Objective:
Copy, in full, each line of the material that holds the word "SWAP".

Records from a data collection
-.-.-

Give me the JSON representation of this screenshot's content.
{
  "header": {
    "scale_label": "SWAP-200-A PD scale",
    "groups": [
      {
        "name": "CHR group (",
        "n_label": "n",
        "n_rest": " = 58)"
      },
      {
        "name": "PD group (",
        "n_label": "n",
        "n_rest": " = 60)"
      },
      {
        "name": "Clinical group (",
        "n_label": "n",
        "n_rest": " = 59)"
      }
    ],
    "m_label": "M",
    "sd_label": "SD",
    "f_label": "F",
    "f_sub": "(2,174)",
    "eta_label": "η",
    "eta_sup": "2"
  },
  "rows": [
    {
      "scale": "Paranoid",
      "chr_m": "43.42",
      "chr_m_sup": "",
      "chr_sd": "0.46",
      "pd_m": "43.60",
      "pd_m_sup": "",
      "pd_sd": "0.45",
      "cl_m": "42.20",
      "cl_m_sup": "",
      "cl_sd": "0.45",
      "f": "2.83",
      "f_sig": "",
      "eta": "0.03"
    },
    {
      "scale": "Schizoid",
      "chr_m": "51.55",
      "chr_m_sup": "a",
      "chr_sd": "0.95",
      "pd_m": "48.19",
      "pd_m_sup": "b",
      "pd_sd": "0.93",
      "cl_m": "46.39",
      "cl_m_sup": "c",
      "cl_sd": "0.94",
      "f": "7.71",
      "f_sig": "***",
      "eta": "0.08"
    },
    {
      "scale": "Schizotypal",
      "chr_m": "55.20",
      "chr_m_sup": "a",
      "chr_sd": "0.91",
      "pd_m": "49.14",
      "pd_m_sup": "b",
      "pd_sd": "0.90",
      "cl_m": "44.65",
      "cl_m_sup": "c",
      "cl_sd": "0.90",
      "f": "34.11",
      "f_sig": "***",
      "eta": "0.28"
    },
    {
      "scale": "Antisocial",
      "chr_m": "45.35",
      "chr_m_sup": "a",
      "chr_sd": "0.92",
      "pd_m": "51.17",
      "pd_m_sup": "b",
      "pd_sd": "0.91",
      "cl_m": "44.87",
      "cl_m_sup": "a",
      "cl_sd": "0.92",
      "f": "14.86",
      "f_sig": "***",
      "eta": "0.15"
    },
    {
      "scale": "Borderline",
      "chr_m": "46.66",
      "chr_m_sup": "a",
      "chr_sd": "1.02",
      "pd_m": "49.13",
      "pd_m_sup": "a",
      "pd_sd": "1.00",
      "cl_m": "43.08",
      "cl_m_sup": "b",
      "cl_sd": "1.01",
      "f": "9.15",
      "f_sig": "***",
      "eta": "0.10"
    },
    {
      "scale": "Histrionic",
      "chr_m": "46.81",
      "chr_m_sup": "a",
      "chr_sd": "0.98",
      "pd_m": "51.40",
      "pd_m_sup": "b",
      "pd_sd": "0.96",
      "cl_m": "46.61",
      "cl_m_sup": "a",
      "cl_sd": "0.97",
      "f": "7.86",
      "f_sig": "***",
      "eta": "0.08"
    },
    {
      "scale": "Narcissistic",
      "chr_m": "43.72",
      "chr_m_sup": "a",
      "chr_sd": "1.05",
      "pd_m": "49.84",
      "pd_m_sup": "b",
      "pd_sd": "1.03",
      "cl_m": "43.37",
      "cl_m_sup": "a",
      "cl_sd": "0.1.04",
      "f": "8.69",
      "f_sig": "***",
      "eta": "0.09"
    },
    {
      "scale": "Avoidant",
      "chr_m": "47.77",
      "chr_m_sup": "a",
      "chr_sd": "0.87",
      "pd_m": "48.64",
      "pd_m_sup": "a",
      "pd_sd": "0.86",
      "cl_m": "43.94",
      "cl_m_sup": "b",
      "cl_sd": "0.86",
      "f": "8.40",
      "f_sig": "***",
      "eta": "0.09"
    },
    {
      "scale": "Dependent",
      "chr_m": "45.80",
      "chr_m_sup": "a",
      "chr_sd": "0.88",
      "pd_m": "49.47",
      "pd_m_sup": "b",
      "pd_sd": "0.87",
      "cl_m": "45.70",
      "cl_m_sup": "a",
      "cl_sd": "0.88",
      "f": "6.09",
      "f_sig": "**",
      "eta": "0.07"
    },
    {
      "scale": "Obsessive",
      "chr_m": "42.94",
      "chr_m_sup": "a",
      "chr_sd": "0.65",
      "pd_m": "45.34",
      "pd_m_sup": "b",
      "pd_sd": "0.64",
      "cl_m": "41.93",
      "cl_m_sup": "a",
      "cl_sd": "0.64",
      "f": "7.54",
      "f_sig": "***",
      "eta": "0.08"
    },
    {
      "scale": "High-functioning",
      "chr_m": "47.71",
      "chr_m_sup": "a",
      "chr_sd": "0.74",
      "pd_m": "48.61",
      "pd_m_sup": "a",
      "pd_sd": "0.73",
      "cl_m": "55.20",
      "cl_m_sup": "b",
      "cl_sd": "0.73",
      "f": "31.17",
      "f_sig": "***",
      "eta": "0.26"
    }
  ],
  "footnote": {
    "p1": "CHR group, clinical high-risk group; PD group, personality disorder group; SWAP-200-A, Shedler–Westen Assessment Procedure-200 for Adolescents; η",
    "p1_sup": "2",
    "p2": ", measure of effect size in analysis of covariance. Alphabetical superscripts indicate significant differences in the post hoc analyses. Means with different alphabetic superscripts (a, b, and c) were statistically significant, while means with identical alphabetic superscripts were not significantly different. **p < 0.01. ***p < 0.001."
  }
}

-.-.-

Output:
    "scale_label": "SWAP-200-A PD scale",
    "p1": "CHR group, clinical high-risk group; PD group, personality disorder group; SWAP-200-A, Shedler–Westen Assessment Procedure-200 for Adolescents; η",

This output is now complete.